■ What this task involves
Below is a listing to write out in full, exactly as given, without its pictures.

::: Data in this exercise

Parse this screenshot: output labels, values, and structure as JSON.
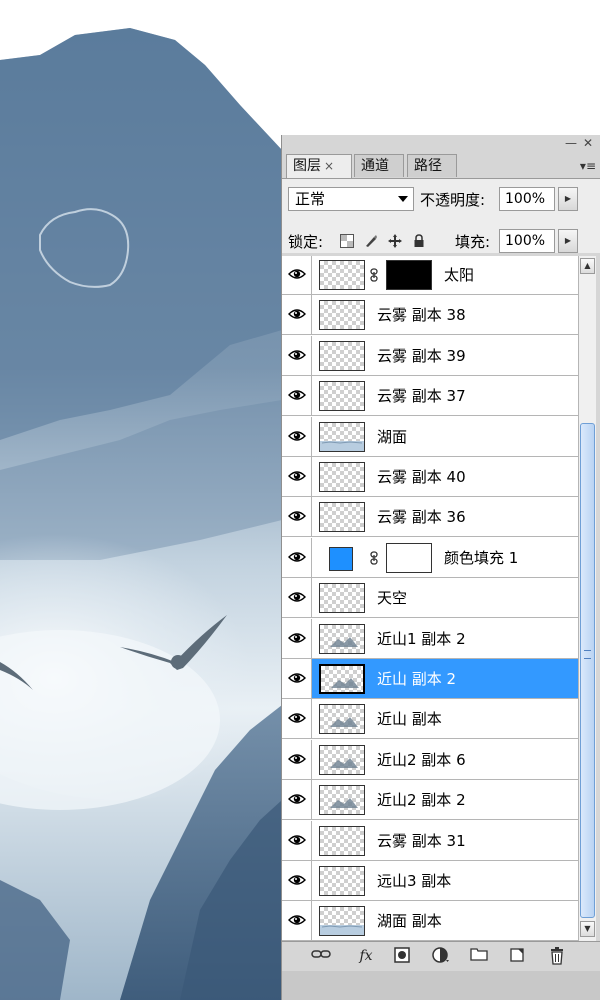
{
  "panel": {
    "minimize_glyph": "—",
    "close_glyph": "✕",
    "menu_glyph": "▾≡",
    "tabs": [
      {
        "label": "图层",
        "close": "×",
        "active": true
      },
      {
        "label": "通道",
        "active": false
      },
      {
        "label": "路径",
        "active": false
      }
    ],
    "blend_mode": "正常",
    "opacity_label": "不透明度:",
    "opacity_value": "100%",
    "lock_label": "锁定:",
    "fill_label": "填充:",
    "fill_value": "100%",
    "stepper_glyph": "▶",
    "lock_icons": [
      "lock-transparent-icon",
      "lock-image-brush-icon",
      "lock-position-move-icon",
      "lock-all-padlock-icon"
    ]
  },
  "layers": [
    {
      "name": "太阳",
      "visible": true,
      "thumb": "transparent",
      "mask": "black"
    },
    {
      "name": "云雾 副本 38",
      "visible": true,
      "thumb": "transparent"
    },
    {
      "name": "云雾 副本 39",
      "visible": true,
      "thumb": "transparent"
    },
    {
      "name": "云雾 副本 37",
      "visible": true,
      "thumb": "transparent"
    },
    {
      "name": "湖面",
      "visible": true,
      "thumb": "lake"
    },
    {
      "name": "云雾 副本 40",
      "visible": true,
      "thumb": "transparent"
    },
    {
      "name": "云雾 副本 36",
      "visible": true,
      "thumb": "transparent"
    },
    {
      "name": "颜色填充 1",
      "visible": true,
      "thumb": "fill",
      "fill_color": "#1e90ff",
      "mask": "white"
    },
    {
      "name": "天空",
      "visible": true,
      "thumb": "transparent"
    },
    {
      "name": "近山1 副本 2",
      "visible": true,
      "thumb": "mountain"
    },
    {
      "name": "近山 副本 2",
      "visible": true,
      "thumb": "mountain",
      "selected": true
    },
    {
      "name": "近山 副本",
      "visible": true,
      "thumb": "mountain"
    },
    {
      "name": "近山2 副本 6",
      "visible": true,
      "thumb": "mountain"
    },
    {
      "name": "近山2 副本 2",
      "visible": true,
      "thumb": "mountain"
    },
    {
      "name": "云雾 副本 31",
      "visible": true,
      "thumb": "transparent"
    },
    {
      "name": "远山3 副本",
      "visible": true,
      "thumb": "transparent"
    },
    {
      "name": "湖面 副本",
      "visible": true,
      "thumb": "lake"
    }
  ],
  "footer": {
    "icons": [
      "link-layers-icon",
      "layer-style-fx-icon",
      "add-mask-icon",
      "adjustment-layer-icon",
      "new-group-folder-icon",
      "new-layer-icon",
      "delete-trash-icon"
    ],
    "fx_label": "fx"
  },
  "colors": {
    "selection": "#3399ff",
    "panel_bg": "#d6d6d6",
    "sky_blue": "#5f7f9f"
  }
}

::::::

■ Solution to this exercise
Parse this screenshot: output labels, values, and structure as JSON.
{
  "panel": {
    "minimize_glyph": "—",
    "close_glyph": "✕",
    "menu_glyph": "▾≡",
    "tabs": [
      {
        "label": "图层",
        "close": "×",
        "active": true
      },
      {
        "label": "通道",
        "active": false
      },
      {
        "label": "路径",
        "active": false
      }
    ],
    "blend_mode": "正常",
    "opacity_label": "不透明度:",
    "opacity_value": "100%",
    "lock_label": "锁定:",
    "fill_label": "填充:",
    "fill_value": "100%",
    "stepper_glyph": "▶",
    "lock_icons": [
      "lock-transparent-icon",
      "lock-image-brush-icon",
      "lock-position-move-icon",
      "lock-all-padlock-icon"
    ]
  },
  "layers": [
    {
      "name": "太阳",
      "visible": true,
      "thumb": "transparent",
      "mask": "black"
    },
    {
      "name": "云雾 副本 38",
      "visible": true,
      "thumb": "transparent"
    },
    {
      "name": "云雾 副本 39",
      "visible": true,
      "thumb": "transparent"
    },
    {
      "name": "云雾 副本 37",
      "visible": true,
      "thumb": "transparent"
    },
    {
      "name": "湖面",
      "visible": true,
      "thumb": "lake"
    },
    {
      "name": "云雾 副本 40",
      "visible": true,
      "thumb": "transparent"
    },
    {
      "name": "云雾 副本 36",
      "visible": true,
      "thumb": "transparent"
    },
    {
      "name": "颜色填充 1",
      "visible": true,
      "thumb": "fill",
      "fill_color": "#1e90ff",
      "mask": "white"
    },
    {
      "name": "天空",
      "visible": true,
      "thumb": "transparent"
    },
    {
      "name": "近山1 副本 2",
      "visible": true,
      "thumb": "mountain"
    },
    {
      "name": "近山 副本 2",
      "visible": true,
      "thumb": "mountain",
      "selected": true
    },
    {
      "name": "近山 副本",
      "visible": true,
      "thumb": "mountain"
    },
    {
      "name": "近山2 副本 6",
      "visible": true,
      "thumb": "mountain"
    },
    {
      "name": "近山2 副本 2",
      "visible": true,
      "thumb": "mountain"
    },
    {
      "name": "云雾 副本 31",
      "visible": true,
      "thumb": "transparent"
    },
    {
      "name": "远山3 副本",
      "visible": true,
      "thumb": "transparent"
    },
    {
      "name": "湖面 副本",
      "visible": true,
      "thumb": "lake"
    }
  ],
  "footer": {
    "icons": [
      "link-layers-icon",
      "layer-style-fx-icon",
      "add-mask-icon",
      "adjustment-layer-icon",
      "new-group-folder-icon",
      "new-layer-icon",
      "delete-trash-icon"
    ],
    "fx_label": "fx"
  },
  "colors": {
    "selection": "#3399ff",
    "panel_bg": "#d6d6d6",
    "sky_blue": "#5f7f9f"
  }
}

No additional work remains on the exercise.